> _STORED RECORDS_:
::::

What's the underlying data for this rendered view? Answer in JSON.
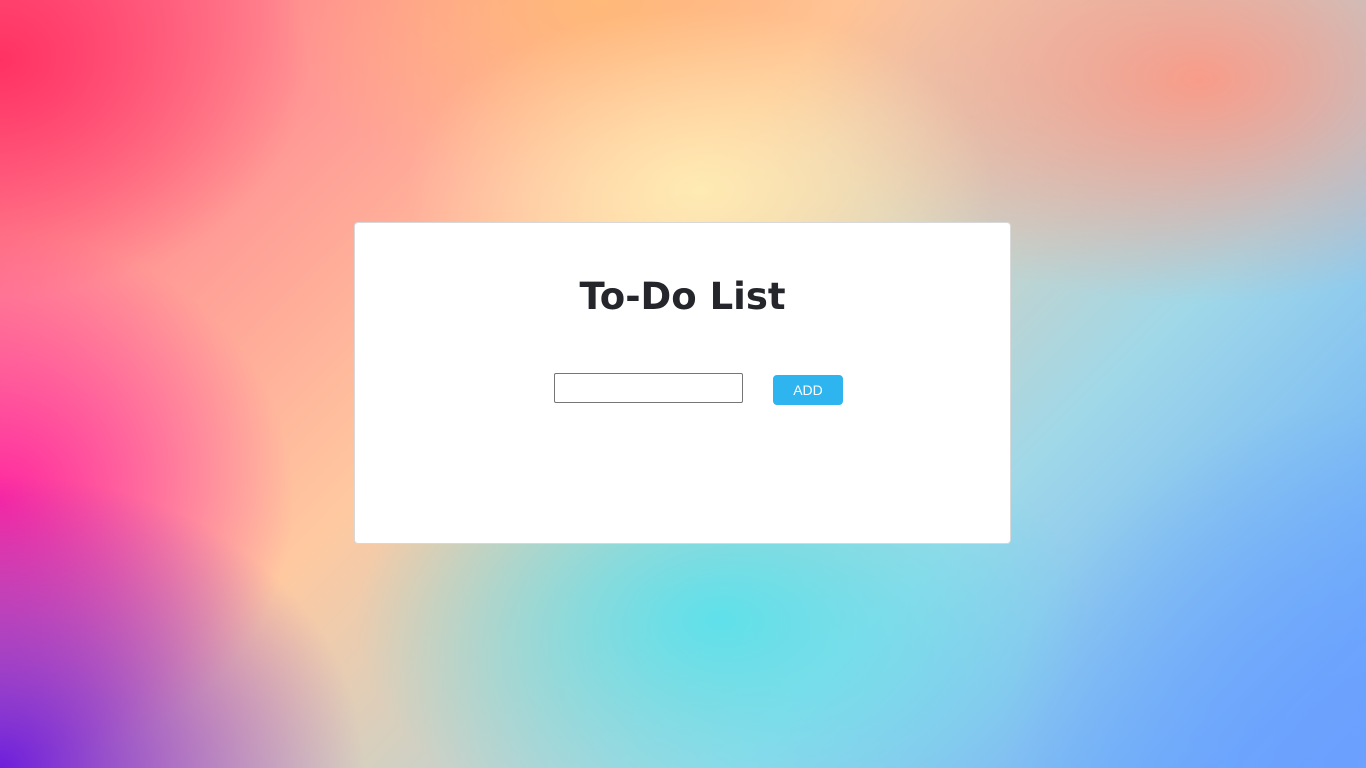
{
  "app": {
    "title": "To-Do List"
  },
  "form": {
    "input_value": "",
    "input_placeholder": "",
    "add_label": "ADD"
  },
  "colors": {
    "accent": "#2eb4ee",
    "card_background": "#ffffff",
    "title_text": "#24262b"
  },
  "todos": []
}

::::

> _TASK REQUIREMENTS_: From the data above, write out everything exactly except the pictures.

> _RESULT_:
What's the underlying data for this rendered view? Answer in JSON.
{
  "app": {
    "title": "To-Do List"
  },
  "form": {
    "input_value": "",
    "input_placeholder": "",
    "add_label": "ADD"
  },
  "colors": {
    "accent": "#2eb4ee",
    "card_background": "#ffffff",
    "title_text": "#24262b"
  },
  "todos": []
}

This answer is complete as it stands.